_REQUIREMENTS_: Go through the listing and set it down exactly, leaving out its pictures.

Recorded data
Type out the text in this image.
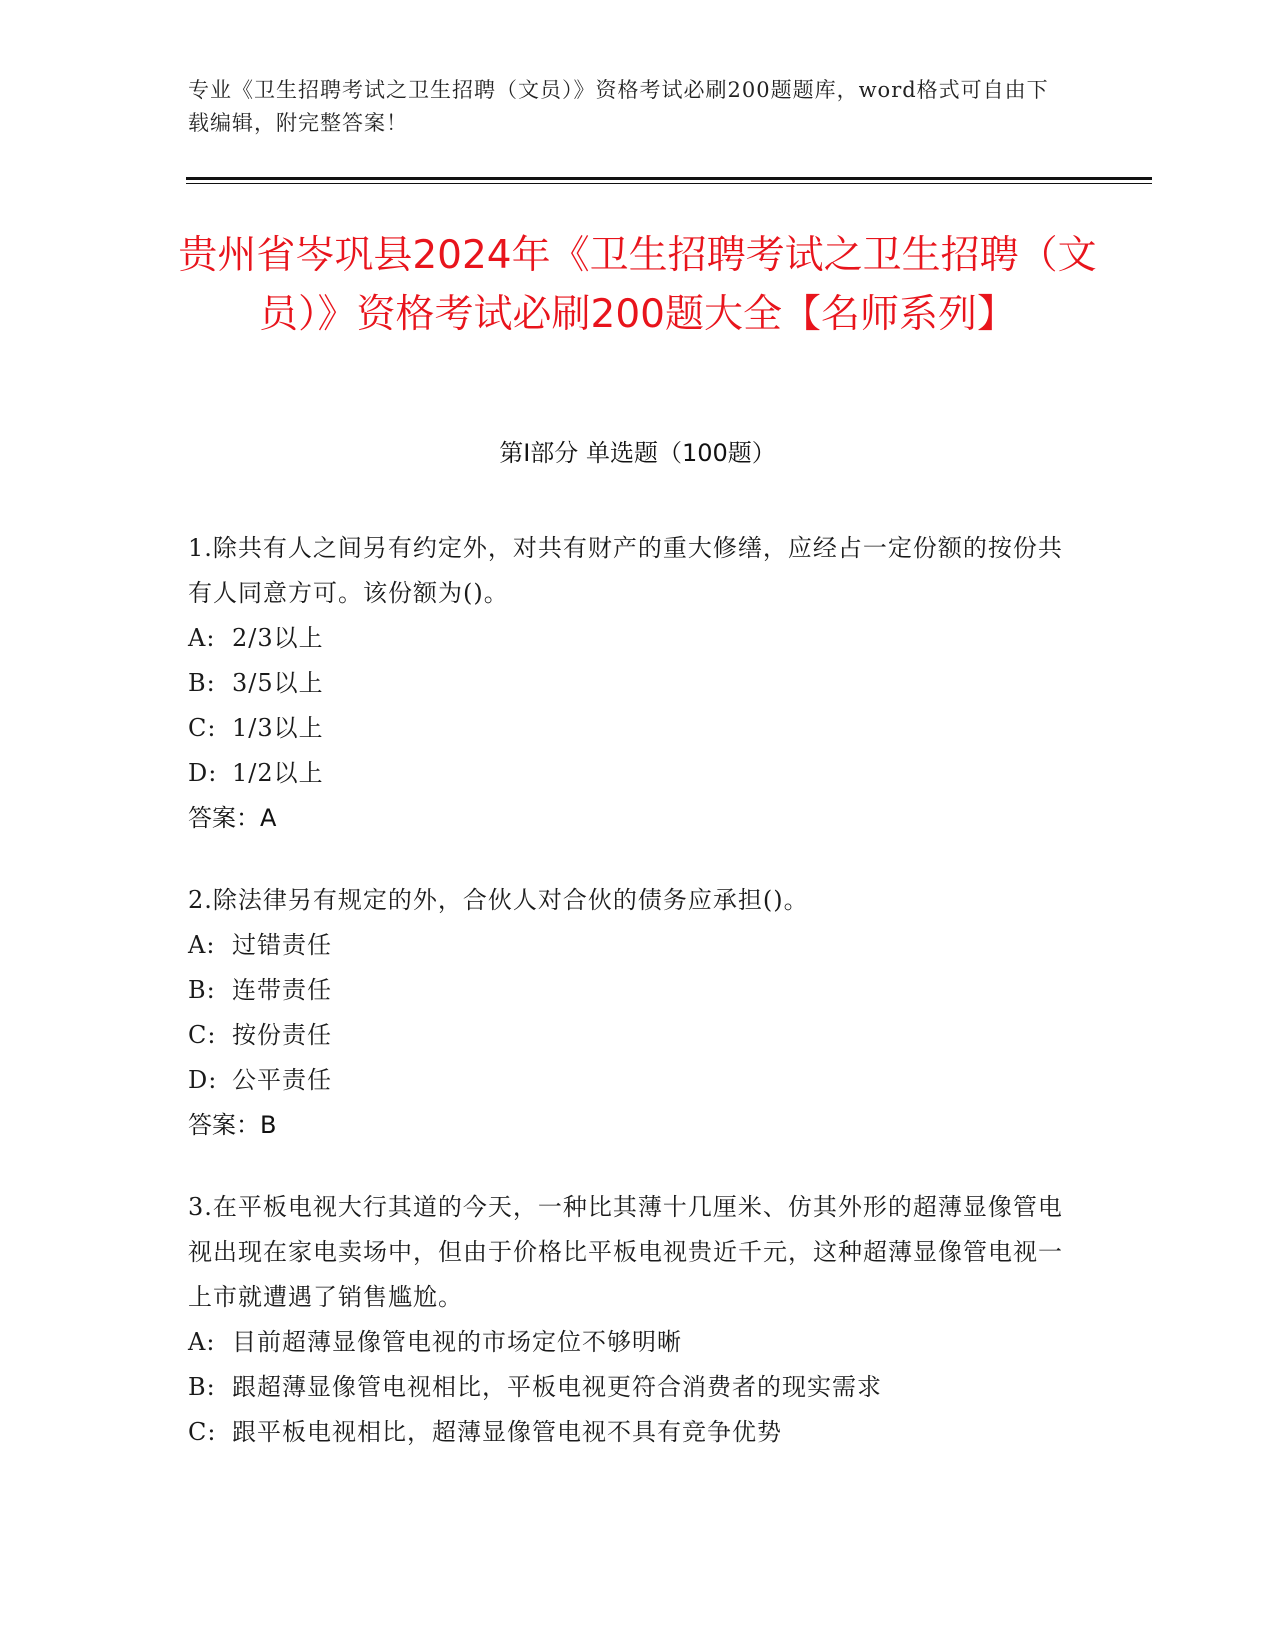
专业《卫生招聘考试之卫生招聘（文员）》资格考试必刷200题题库，word格式可自由下载编辑，附完整答案！
贵州省岑巩县2024年《卫生招聘考试之卫生招聘（文员）》资格考试必刷200题大全【名师系列】
第Ⅰ部分 单选题（100题）
1.除共有人之间另有约定外，对共有财产的重大修缮，应经占一定份额的按份共有人同意方可。该份额为()。
A: 2/3以上
B: 3/5以上
C: 1/3以上
D: 1/2以上
答案：A
2.除法律另有规定的外，合伙人对合伙的债务应承担()。
A: 过错责任
B: 连带责任
C: 按份责任
D: 公平责任
答案：B
3.在平板电视大行其道的今天，一种比其薄十几厘米、仿其外形的超薄显像管电视出现在家电卖场中，但由于价格比平板电视贵近千元，这种超薄显像管电视一上市就遭遇了销售尴尬。
A: 目前超薄显像管电视的市场定位不够明晰
B: 跟超薄显像管电视相比，平板电视更符合消费者的现实需求
C: 跟平板电视相比，超薄显像管电视不具有竞争优势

_SOLUTION BELOW_:
Type out the text in this image.
专业《卫生招聘考试之卫生招聘（文员）》资格考试必刷200题题库，word格式可自由下载编辑，附完整答案！
贵州省岑巩县2024年《卫生招聘考试之卫生招聘（文员）》资格考试必刷200题大全【名师系列】
第Ⅰ部分 单选题（100题）
1.除共有人之间另有约定外，对共有财产的重大修缮，应经占一定份额的按份共有人同意方可。该份额为()。
A: 2/3以上
B: 3/5以上
C: 1/3以上
D: 1/2以上
答案：A
2.除法律另有规定的外，合伙人对合伙的债务应承担()。
A: 过错责任
B: 连带责任
C: 按份责任
D: 公平责任
答案：B
3.在平板电视大行其道的今天，一种比其薄十几厘米、仿其外形的超薄显像管电视出现在家电卖场中，但由于价格比平板电视贵近千元，这种超薄显像管电视一上市就遭遇了销售尴尬。
A: 目前超薄显像管电视的市场定位不够明晰
B: 跟超薄显像管电视相比，平板电视更符合消费者的现实需求
C: 跟平板电视相比，超薄显像管电视不具有竞争优势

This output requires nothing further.